**Extracted records:**
##########
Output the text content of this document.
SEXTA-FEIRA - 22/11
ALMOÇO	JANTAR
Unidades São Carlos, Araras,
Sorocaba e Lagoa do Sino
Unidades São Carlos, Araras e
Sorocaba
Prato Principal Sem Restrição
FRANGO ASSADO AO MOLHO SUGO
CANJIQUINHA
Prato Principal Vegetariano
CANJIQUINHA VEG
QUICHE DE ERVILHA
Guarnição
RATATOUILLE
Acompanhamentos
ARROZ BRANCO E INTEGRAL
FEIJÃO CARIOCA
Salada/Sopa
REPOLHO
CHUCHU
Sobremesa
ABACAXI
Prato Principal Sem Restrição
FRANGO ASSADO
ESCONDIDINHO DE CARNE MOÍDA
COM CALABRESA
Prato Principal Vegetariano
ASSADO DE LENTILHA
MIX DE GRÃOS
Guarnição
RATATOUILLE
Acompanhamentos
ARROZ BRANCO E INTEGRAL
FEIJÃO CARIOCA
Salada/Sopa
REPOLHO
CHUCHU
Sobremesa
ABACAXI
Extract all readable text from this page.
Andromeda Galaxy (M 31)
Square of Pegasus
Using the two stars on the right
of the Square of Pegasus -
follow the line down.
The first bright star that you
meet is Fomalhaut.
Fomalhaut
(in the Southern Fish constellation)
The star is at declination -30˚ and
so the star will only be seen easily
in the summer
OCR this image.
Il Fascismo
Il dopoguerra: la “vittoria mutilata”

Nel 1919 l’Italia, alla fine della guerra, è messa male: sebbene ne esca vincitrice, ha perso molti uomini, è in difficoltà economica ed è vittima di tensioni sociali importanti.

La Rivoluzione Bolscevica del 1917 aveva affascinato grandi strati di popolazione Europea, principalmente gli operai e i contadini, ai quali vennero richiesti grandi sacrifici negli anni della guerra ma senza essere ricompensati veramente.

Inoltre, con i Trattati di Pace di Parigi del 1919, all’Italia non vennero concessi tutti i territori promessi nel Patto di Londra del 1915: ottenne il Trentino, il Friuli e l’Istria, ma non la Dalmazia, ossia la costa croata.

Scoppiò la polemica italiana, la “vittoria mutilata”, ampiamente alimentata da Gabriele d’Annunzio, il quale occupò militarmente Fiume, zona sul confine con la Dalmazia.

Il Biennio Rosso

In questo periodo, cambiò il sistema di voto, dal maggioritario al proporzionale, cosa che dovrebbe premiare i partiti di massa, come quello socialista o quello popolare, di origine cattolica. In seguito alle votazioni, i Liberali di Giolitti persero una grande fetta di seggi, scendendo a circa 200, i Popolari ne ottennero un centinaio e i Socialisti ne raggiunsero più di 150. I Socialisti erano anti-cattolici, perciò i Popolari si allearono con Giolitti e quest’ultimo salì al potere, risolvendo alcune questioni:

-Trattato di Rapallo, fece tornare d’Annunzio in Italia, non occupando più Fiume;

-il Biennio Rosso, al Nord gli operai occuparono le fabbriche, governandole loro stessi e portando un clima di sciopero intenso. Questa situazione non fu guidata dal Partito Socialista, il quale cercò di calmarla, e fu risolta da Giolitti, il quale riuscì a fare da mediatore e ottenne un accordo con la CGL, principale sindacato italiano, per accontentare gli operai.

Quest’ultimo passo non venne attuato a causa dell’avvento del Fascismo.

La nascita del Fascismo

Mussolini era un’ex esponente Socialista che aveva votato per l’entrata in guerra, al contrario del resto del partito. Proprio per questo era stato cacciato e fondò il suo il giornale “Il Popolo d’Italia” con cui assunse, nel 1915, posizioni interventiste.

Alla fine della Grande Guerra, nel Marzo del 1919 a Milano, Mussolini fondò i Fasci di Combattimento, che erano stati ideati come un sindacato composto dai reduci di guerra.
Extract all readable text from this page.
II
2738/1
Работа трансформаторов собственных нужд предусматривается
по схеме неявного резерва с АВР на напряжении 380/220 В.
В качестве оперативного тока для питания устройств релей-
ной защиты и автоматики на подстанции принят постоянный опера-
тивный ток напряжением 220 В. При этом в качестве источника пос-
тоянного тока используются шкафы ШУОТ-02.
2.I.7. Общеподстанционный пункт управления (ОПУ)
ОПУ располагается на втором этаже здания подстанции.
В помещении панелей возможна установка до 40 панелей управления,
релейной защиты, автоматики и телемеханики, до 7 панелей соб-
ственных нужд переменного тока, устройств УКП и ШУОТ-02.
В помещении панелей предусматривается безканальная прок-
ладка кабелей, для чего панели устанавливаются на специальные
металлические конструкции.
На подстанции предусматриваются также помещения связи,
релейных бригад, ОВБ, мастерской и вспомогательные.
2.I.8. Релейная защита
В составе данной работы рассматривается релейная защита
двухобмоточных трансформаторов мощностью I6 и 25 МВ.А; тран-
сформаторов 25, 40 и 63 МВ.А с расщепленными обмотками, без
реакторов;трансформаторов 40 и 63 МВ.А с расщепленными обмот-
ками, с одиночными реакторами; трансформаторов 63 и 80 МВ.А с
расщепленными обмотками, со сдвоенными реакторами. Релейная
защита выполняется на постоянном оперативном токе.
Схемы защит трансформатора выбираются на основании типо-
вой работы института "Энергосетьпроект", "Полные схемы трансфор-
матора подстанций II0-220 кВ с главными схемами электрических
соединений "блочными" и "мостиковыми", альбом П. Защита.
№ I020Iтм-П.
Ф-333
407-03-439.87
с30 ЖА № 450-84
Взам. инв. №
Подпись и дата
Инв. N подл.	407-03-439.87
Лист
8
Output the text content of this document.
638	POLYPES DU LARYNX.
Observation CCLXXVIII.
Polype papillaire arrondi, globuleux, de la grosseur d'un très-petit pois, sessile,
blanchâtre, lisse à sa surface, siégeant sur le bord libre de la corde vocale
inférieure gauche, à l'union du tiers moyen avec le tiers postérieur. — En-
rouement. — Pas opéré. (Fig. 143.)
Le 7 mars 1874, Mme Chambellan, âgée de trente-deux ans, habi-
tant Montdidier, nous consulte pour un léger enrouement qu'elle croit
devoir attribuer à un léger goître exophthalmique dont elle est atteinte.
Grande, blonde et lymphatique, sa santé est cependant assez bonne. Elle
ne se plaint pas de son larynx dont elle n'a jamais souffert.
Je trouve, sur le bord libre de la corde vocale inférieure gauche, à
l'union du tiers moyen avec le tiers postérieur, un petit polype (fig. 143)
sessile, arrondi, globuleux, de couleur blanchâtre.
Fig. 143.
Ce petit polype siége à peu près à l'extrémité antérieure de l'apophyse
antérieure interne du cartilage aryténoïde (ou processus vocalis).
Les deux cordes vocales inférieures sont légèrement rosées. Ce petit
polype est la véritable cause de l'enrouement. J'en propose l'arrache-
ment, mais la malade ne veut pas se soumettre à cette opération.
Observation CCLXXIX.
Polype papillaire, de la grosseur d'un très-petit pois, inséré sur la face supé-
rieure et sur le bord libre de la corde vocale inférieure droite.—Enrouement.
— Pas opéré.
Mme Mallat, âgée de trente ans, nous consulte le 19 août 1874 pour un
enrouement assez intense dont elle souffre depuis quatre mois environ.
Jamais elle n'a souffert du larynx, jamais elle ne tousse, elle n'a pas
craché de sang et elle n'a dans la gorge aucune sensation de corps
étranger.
##########
**Given task:** Write the data back out verbatim.

**The result:**
Output the text content of this document.
SEXTA-FEIRA - 22/11
ALMOÇO	JANTAR
Unidades São Carlos, Araras,
Sorocaba e Lagoa do Sino
Unidades São Carlos, Araras e
Sorocaba
Prato Principal Sem Restrição
FRANGO ASSADO AO MOLHO SUGO
CANJIQUINHA
Prato Principal Vegetariano
CANJIQUINHA VEG
QUICHE DE ERVILHA
Guarnição
RATATOUILLE
Acompanhamentos
ARROZ BRANCO E INTEGRAL
FEIJÃO CARIOCA
Salada/Sopa
REPOLHO
CHUCHU
Sobremesa
ABACAXI
Prato Principal Sem Restrição
FRANGO ASSADO
ESCONDIDINHO DE CARNE MOÍDA
COM CALABRESA
Prato Principal Vegetariano
ASSADO DE LENTILHA
MIX DE GRÃOS
Guarnição
RATATOUILLE
Acompanhamentos
ARROZ BRANCO E INTEGRAL
FEIJÃO CARIOCA
Salada/Sopa
REPOLHO
CHUCHU
Sobremesa
ABACAXI
Extract all readable text from this page.
Andromeda Galaxy (M 31)
Square of Pegasus
Using the two stars on the right
of the Square of Pegasus -
follow the line down.
The first bright star that you
meet is Fomalhaut.
Fomalhaut
(in the Southern Fish constellation)
The star is at declination -30˚ and
so the star will only be seen easily
in the summer
OCR this image.
Il Fascismo
Il dopoguerra: la “vittoria mutilata”

Nel 1919 l’Italia, alla fine della guerra, è messa male: sebbene ne esca vincitrice, ha perso molti uomini, è in difficoltà economica ed è vittima di tensioni sociali importanti.

La Rivoluzione Bolscevica del 1917 aveva affascinato grandi strati di popolazione Europea, principalmente gli operai e i contadini, ai quali vennero richiesti grandi sacrifici negli anni della guerra ma senza essere ricompensati veramente.

Inoltre, con i Trattati di Pace di Parigi del 1919, all’Italia non vennero concessi tutti i territori promessi nel Patto di Londra del 1915: ottenne il Trentino, il Friuli e l’Istria, ma non la Dalmazia, ossia la costa croata.

Scoppiò la polemica italiana, la “vittoria mutilata”, ampiamente alimentata da Gabriele d’Annunzio, il quale occupò militarmente Fiume, zona sul confine con la Dalmazia.

Il Biennio Rosso

In questo periodo, cambiò il sistema di voto, dal maggioritario al proporzionale, cosa che dovrebbe premiare i partiti di massa, come quello socialista o quello popolare, di origine cattolica. In seguito alle votazioni, i Liberali di Giolitti persero una grande fetta di seggi, scendendo a circa 200, i Popolari ne ottennero un centinaio e i Socialisti ne raggiunsero più di 150. I Socialisti erano anti-cattolici, perciò i Popolari si allearono con Giolitti e quest’ultimo salì al potere, risolvendo alcune questioni:

-Trattato di Rapallo, fece tornare d’Annunzio in Italia, non occupando più Fiume;

-il Biennio Rosso, al Nord gli operai occuparono le fabbriche, governandole loro stessi e portando un clima di sciopero intenso. Questa situazione non fu guidata dal Partito Socialista, il quale cercò di calmarla, e fu risolta da Giolitti, il quale riuscì a fare da mediatore e ottenne un accordo con la CGL, principale sindacato italiano, per accontentare gli operai.

Quest’ultimo passo non venne attuato a causa dell’avvento del Fascismo.

La nascita del Fascismo

Mussolini era un’ex esponente Socialista che aveva votato per l’entrata in guerra, al contrario del resto del partito. Proprio per questo era stato cacciato e fondò il suo il giornale “Il Popolo d’Italia” con cui assunse, nel 1915, posizioni interventiste.

Alla fine della Grande Guerra, nel Marzo del 1919 a Milano, Mussolini fondò i Fasci di Combattimento, che erano stati ideati come un sindacato composto dai reduci di guerra.
Extract all readable text from this page.
II
2738/1
Работа трансформаторов собственных нужд предусматривается
по схеме неявного резерва с АВР на напряжении 380/220 В.
В качестве оперативного тока для питания устройств релей-
ной защиты и автоматики на подстанции принят постоянный опера-
тивный ток напряжением 220 В. При этом в качестве источника пос-
тоянного тока используются шкафы ШУОТ-02.
2.I.7. Общеподстанционный пункт управления (ОПУ)
ОПУ располагается на втором этаже здания подстанции.
В помещении панелей возможна установка до 40 панелей управления,
релейной защиты, автоматики и телемеханики, до 7 панелей соб-
ственных нужд переменного тока, устройств УКП и ШУОТ-02.
В помещении панелей предусматривается безканальная прок-
ладка кабелей, для чего панели устанавливаются на специальные
металлические конструкции.
На подстанции предусматриваются также помещения связи,
релейных бригад, ОВБ, мастерской и вспомогательные.
2.I.8. Релейная защита
В составе данной работы рассматривается релейная защита
двухобмоточных трансформаторов мощностью I6 и 25 МВ.А; тран-
сформаторов 25, 40 и 63 МВ.А с расщепленными обмотками, без
реакторов;трансформаторов 40 и 63 МВ.А с расщепленными обмот-
ками, с одиночными реакторами; трансформаторов 63 и 80 МВ.А с
расщепленными обмотками, со сдвоенными реакторами. Релейная
защита выполняется на постоянном оперативном токе.
Схемы защит трансформатора выбираются на основании типо-
вой работы института "Энергосетьпроект", "Полные схемы трансфор-
матора подстанций II0-220 кВ с главными схемами электрических
соединений "блочными" и "мостиковыми", альбом П. Защита.
№ I020Iтм-П.
Ф-333
407-03-439.87
с30 ЖА № 450-84
Взам. инв. №
Подпись и дата
Инв. N подл.	407-03-439.87
Лист
8
Output the text content of this document.
638	POLYPES DU LARYNX.
Observation CCLXXVIII.
Polype papillaire arrondi, globuleux, de la grosseur d'un très-petit pois, sessile,
blanchâtre, lisse à sa surface, siégeant sur le bord libre de la corde vocale
inférieure gauche, à l'union du tiers moyen avec le tiers postérieur. — En-
rouement. — Pas opéré. (Fig. 143.)
Le 7 mars 1874, Mme Chambellan, âgée de trente-deux ans, habi-
tant Montdidier, nous consulte pour un léger enrouement qu'elle croit
devoir attribuer à un léger goître exophthalmique dont elle est atteinte.
Grande, blonde et lymphatique, sa santé est cependant assez bonne. Elle
ne se plaint pas de son larynx dont elle n'a jamais souffert.
Je trouve, sur le bord libre de la corde vocale inférieure gauche, à
l'union du tiers moyen avec le tiers postérieur, un petit polype (fig. 143)
sessile, arrondi, globuleux, de couleur blanchâtre.
Fig. 143.
Ce petit polype siége à peu près à l'extrémité antérieure de l'apophyse
antérieure interne du cartilage aryténoïde (ou processus vocalis).
Les deux cordes vocales inférieures sont légèrement rosées. Ce petit
polype est la véritable cause de l'enrouement. J'en propose l'arrache-
ment, mais la malade ne veut pas se soumettre à cette opération.
Observation CCLXXIX.
Polype papillaire, de la grosseur d'un très-petit pois, inséré sur la face supé-
rieure et sur le bord libre de la corde vocale inférieure droite.—Enrouement.
— Pas opéré.
Mme Mallat, âgée de trente ans, nous consulte le 19 août 1874 pour un
enrouement assez intense dont elle souffre depuis quatre mois environ.
Jamais elle n'a souffert du larynx, jamais elle ne tousse, elle n'a pas
craché de sang et elle n'a dans la gorge aucune sensation de corps
étranger.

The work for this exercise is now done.